Source data:
========

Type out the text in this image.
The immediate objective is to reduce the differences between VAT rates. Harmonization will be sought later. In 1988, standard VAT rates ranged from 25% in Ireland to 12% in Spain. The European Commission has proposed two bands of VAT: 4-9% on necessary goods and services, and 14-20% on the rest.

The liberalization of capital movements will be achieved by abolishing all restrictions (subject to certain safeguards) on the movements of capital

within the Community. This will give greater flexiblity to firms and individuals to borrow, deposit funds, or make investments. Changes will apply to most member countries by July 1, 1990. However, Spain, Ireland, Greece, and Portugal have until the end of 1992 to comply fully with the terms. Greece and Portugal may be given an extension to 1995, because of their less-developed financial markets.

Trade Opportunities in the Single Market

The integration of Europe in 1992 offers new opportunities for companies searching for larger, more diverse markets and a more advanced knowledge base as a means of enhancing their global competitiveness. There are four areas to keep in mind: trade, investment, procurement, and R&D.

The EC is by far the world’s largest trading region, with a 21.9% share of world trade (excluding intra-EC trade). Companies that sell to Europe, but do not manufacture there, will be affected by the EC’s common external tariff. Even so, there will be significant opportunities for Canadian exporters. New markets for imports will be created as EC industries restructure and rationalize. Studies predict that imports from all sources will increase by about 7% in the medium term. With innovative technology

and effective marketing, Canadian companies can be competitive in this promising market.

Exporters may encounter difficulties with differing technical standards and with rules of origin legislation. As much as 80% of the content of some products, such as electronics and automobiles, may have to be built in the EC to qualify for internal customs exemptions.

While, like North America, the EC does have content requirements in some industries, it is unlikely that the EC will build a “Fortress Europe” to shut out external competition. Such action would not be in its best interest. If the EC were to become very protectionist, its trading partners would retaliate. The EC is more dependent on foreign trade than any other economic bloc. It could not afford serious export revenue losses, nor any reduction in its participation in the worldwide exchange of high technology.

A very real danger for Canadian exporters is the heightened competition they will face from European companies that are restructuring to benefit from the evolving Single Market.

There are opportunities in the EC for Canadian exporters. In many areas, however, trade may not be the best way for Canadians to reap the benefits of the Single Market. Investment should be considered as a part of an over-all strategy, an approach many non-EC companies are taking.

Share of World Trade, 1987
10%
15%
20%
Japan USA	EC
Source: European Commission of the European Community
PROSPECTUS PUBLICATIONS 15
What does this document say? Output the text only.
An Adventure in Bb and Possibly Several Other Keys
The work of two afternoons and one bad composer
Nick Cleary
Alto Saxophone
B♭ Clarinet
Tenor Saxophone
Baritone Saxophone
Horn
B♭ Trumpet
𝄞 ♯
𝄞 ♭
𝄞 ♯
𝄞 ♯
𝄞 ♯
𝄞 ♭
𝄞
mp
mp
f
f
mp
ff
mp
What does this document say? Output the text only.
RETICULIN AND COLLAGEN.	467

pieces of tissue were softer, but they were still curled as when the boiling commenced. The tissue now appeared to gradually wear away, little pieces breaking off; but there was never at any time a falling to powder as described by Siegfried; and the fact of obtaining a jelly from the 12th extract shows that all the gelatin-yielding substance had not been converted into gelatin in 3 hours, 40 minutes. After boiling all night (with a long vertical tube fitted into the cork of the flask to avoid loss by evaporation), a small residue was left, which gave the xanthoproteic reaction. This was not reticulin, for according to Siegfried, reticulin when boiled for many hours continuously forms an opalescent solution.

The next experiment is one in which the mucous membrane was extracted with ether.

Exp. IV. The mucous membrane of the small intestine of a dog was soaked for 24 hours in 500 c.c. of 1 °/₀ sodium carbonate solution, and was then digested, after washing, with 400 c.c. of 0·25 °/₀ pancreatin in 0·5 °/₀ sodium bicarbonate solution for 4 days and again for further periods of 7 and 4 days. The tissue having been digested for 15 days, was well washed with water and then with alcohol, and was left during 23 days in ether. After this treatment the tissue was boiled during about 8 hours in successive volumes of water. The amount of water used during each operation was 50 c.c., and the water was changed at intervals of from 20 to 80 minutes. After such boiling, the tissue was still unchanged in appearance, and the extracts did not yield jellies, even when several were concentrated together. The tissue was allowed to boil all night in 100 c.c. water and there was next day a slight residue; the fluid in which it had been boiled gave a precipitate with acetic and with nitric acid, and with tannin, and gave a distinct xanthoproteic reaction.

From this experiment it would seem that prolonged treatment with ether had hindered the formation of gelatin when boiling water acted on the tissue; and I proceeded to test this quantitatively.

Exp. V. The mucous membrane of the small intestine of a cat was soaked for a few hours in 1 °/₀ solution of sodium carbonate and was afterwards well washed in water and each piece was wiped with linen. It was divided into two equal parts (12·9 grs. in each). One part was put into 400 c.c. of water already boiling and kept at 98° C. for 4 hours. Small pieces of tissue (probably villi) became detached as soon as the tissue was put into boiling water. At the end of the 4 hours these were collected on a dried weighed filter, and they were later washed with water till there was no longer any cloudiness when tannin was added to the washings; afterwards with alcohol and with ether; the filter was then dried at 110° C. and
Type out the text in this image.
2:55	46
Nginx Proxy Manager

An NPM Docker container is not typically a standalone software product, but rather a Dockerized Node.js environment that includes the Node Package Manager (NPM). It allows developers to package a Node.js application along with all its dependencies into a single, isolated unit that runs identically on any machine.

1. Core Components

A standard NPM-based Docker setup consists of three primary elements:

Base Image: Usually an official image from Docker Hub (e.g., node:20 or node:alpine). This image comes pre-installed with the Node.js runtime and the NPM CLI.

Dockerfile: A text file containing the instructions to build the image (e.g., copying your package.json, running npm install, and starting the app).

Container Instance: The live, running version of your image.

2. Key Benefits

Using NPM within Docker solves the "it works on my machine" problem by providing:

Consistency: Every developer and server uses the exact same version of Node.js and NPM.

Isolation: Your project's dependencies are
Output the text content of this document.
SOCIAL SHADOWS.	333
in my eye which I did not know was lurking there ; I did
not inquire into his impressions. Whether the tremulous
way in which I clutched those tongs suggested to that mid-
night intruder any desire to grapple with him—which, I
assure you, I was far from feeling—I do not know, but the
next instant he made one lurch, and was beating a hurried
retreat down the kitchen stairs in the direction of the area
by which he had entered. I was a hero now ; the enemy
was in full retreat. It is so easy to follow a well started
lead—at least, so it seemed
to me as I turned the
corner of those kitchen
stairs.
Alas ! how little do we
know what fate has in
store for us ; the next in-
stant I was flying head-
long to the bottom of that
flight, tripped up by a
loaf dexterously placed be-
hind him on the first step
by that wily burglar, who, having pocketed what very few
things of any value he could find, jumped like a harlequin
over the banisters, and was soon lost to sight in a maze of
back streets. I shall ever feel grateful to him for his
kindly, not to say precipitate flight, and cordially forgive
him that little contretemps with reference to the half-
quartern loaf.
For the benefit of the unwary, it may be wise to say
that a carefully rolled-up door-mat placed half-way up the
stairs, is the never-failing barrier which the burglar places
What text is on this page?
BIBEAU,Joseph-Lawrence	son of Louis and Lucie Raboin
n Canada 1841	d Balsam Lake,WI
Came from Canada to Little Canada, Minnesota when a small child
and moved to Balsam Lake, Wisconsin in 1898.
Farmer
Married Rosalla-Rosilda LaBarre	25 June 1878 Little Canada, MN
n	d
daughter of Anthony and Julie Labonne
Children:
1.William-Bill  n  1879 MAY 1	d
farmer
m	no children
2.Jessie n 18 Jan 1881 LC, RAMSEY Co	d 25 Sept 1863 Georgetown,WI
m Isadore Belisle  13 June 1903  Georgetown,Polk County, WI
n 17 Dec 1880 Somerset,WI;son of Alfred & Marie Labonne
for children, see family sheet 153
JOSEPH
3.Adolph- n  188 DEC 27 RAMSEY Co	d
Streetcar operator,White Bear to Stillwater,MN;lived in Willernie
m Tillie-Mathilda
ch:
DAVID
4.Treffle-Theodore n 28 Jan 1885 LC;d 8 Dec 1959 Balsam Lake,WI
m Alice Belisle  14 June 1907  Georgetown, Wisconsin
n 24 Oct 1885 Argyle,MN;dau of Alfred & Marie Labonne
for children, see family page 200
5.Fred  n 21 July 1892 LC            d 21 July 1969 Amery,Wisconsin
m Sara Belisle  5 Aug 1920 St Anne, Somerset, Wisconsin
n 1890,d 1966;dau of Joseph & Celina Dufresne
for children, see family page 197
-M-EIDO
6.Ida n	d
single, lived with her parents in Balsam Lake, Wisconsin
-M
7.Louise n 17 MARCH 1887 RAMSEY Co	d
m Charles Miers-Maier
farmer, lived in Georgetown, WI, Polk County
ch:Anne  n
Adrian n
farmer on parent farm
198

========

THE REQUEST: Keep only the lines that hold the string "areas", and copy them out.

TASK RESPONSE:
The integration of Europe in 1992 offers new opportunities for companies searching for larger, more diverse markets and a more advanced knowledge base as a means of enhancing their global competitiveness. There are four areas to keep in mind: trade, investment, procurement, and R&D.
There are opportunities in the EC for Canadian exporters. In many areas, however, trade may not be the best way for Canadians to reap the benefits of the Single Market. Investment should be considered as a part of an over-all strategy, an approach many non-EC companies are taking.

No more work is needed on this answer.